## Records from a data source
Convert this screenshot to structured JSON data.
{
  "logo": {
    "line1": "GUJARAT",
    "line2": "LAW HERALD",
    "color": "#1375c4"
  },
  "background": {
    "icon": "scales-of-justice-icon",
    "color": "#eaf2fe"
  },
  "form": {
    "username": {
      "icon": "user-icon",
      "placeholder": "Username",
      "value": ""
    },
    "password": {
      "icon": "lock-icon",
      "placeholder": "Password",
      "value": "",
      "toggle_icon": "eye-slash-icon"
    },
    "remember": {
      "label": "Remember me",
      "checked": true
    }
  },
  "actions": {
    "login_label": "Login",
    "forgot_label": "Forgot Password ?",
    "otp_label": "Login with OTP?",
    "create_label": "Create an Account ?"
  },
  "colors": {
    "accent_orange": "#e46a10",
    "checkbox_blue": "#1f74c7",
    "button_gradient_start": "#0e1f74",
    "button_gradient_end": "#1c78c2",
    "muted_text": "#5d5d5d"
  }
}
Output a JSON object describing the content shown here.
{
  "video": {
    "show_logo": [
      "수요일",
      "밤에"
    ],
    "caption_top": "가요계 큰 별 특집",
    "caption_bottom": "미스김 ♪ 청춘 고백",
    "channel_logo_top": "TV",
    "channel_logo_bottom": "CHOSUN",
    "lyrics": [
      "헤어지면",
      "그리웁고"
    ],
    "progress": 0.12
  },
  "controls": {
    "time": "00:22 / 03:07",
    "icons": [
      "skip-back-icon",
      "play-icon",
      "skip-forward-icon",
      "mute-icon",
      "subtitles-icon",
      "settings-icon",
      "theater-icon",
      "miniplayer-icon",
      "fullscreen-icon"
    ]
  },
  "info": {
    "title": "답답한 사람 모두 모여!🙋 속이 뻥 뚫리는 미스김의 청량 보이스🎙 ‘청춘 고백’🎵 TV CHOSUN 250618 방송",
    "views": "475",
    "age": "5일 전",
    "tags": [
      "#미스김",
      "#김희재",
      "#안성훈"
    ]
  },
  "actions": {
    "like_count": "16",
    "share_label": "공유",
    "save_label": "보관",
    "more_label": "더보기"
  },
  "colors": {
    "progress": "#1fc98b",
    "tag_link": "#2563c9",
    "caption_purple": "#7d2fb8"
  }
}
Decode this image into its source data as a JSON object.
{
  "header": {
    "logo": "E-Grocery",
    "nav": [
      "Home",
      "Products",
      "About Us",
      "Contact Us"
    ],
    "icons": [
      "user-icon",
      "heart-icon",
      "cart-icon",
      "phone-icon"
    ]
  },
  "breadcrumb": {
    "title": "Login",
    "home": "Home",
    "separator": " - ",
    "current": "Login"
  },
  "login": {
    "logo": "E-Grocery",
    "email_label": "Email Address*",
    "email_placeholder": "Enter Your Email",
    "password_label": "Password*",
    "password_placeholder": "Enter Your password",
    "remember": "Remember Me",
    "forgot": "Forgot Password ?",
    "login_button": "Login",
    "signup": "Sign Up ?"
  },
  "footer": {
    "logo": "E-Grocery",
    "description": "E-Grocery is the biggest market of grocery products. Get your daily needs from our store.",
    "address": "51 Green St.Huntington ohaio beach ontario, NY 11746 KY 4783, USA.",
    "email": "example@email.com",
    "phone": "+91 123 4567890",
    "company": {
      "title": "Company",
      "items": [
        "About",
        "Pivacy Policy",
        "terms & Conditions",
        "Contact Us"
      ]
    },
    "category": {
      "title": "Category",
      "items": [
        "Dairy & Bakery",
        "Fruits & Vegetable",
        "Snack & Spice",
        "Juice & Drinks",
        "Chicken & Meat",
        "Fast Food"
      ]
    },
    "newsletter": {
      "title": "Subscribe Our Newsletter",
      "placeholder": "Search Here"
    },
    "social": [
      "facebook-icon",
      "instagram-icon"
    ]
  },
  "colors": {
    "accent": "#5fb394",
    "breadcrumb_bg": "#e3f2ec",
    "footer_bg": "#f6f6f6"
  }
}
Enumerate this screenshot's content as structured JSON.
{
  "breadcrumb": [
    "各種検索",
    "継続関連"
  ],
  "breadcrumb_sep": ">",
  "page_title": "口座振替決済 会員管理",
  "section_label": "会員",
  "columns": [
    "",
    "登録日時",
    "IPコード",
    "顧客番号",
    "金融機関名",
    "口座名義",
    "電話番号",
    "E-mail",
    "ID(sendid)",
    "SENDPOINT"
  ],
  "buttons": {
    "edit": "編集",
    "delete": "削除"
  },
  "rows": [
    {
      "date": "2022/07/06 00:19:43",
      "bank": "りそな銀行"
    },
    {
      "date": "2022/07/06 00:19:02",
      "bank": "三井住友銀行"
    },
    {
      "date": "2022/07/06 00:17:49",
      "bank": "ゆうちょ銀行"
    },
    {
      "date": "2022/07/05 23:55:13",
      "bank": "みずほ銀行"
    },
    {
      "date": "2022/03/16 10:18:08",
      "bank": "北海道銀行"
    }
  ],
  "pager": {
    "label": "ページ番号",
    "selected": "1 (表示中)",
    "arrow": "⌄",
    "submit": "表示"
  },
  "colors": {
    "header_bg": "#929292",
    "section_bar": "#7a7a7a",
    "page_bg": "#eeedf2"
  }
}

## What you should do
Quote all of the entries exactly as they appear.

## Full answer
Convert this screenshot to structured JSON data.
{
  "logo": {
    "line1": "GUJARAT",
    "line2": "LAW HERALD",
    "color": "#1375c4"
  },
  "background": {
    "icon": "scales-of-justice-icon",
    "color": "#eaf2fe"
  },
  "form": {
    "username": {
      "icon": "user-icon",
      "placeholder": "Username",
      "value": ""
    },
    "password": {
      "icon": "lock-icon",
      "placeholder": "Password",
      "value": "",
      "toggle_icon": "eye-slash-icon"
    },
    "remember": {
      "label": "Remember me",
      "checked": true
    }
  },
  "actions": {
    "login_label": "Login",
    "forgot_label": "Forgot Password ?",
    "otp_label": "Login with OTP?",
    "create_label": "Create an Account ?"
  },
  "colors": {
    "accent_orange": "#e46a10",
    "checkbox_blue": "#1f74c7",
    "button_gradient_start": "#0e1f74",
    "button_gradient_end": "#1c78c2",
    "muted_text": "#5d5d5d"
  }
}
Output a JSON object describing the content shown here.
{
  "video": {
    "show_logo": [
      "수요일",
      "밤에"
    ],
    "caption_top": "가요계 큰 별 특집",
    "caption_bottom": "미스김 ♪ 청춘 고백",
    "channel_logo_top": "TV",
    "channel_logo_bottom": "CHOSUN",
    "lyrics": [
      "헤어지면",
      "그리웁고"
    ],
    "progress": 0.12
  },
  "controls": {
    "time": "00:22 / 03:07",
    "icons": [
      "skip-back-icon",
      "play-icon",
      "skip-forward-icon",
      "mute-icon",
      "subtitles-icon",
      "settings-icon",
      "theater-icon",
      "miniplayer-icon",
      "fullscreen-icon"
    ]
  },
  "info": {
    "title": "답답한 사람 모두 모여!🙋 속이 뻥 뚫리는 미스김의 청량 보이스🎙 ‘청춘 고백’🎵 TV CHOSUN 250618 방송",
    "views": "475",
    "age": "5일 전",
    "tags": [
      "#미스김",
      "#김희재",
      "#안성훈"
    ]
  },
  "actions": {
    "like_count": "16",
    "share_label": "공유",
    "save_label": "보관",
    "more_label": "더보기"
  },
  "colors": {
    "progress": "#1fc98b",
    "tag_link": "#2563c9",
    "caption_purple": "#7d2fb8"
  }
}
Decode this image into its source data as a JSON object.
{
  "header": {
    "logo": "E-Grocery",
    "nav": [
      "Home",
      "Products",
      "About Us",
      "Contact Us"
    ],
    "icons": [
      "user-icon",
      "heart-icon",
      "cart-icon",
      "phone-icon"
    ]
  },
  "breadcrumb": {
    "title": "Login",
    "home": "Home",
    "separator": " - ",
    "current": "Login"
  },
  "login": {
    "logo": "E-Grocery",
    "email_label": "Email Address*",
    "email_placeholder": "Enter Your Email",
    "password_label": "Password*",
    "password_placeholder": "Enter Your password",
    "remember": "Remember Me",
    "forgot": "Forgot Password ?",
    "login_button": "Login",
    "signup": "Sign Up ?"
  },
  "footer": {
    "logo": "E-Grocery",
    "description": "E-Grocery is the biggest market of grocery products. Get your daily needs from our store.",
    "address": "51 Green St.Huntington ohaio beach ontario, NY 11746 KY 4783, USA.",
    "email": "example@email.com",
    "phone": "+91 123 4567890",
    "company": {
      "title": "Company",
      "items": [
        "About",
        "Pivacy Policy",
        "terms & Conditions",
        "Contact Us"
      ]
    },
    "category": {
      "title": "Category",
      "items": [
        "Dairy & Bakery",
        "Fruits & Vegetable",
        "Snack & Spice",
        "Juice & Drinks",
        "Chicken & Meat",
        "Fast Food"
      ]
    },
    "newsletter": {
      "title": "Subscribe Our Newsletter",
      "placeholder": "Search Here"
    },
    "social": [
      "facebook-icon",
      "instagram-icon"
    ]
  },
  "colors": {
    "accent": "#5fb394",
    "breadcrumb_bg": "#e3f2ec",
    "footer_bg": "#f6f6f6"
  }
}
Enumerate this screenshot's content as structured JSON.
{
  "breadcrumb": [
    "各種検索",
    "継続関連"
  ],
  "breadcrumb_sep": ">",
  "page_title": "口座振替決済 会員管理",
  "section_label": "会員",
  "columns": [
    "",
    "登録日時",
    "IPコード",
    "顧客番号",
    "金融機関名",
    "口座名義",
    "電話番号",
    "E-mail",
    "ID(sendid)",
    "SENDPOINT"
  ],
  "buttons": {
    "edit": "編集",
    "delete": "削除"
  },
  "rows": [
    {
      "date": "2022/07/06 00:19:43",
      "bank": "りそな銀行"
    },
    {
      "date": "2022/07/06 00:19:02",
      "bank": "三井住友銀行"
    },
    {
      "date": "2022/07/06 00:17:49",
      "bank": "ゆうちょ銀行"
    },
    {
      "date": "2022/07/05 23:55:13",
      "bank": "みずほ銀行"
    },
    {
      "date": "2022/03/16 10:18:08",
      "bank": "北海道銀行"
    }
  ],
  "pager": {
    "label": "ページ番号",
    "selected": "1 (表示中)",
    "arrow": "⌄",
    "submit": "表示"
  },
  "colors": {
    "header_bg": "#929292",
    "section_bar": "#7a7a7a",
    "page_bg": "#eeedf2"
  }
}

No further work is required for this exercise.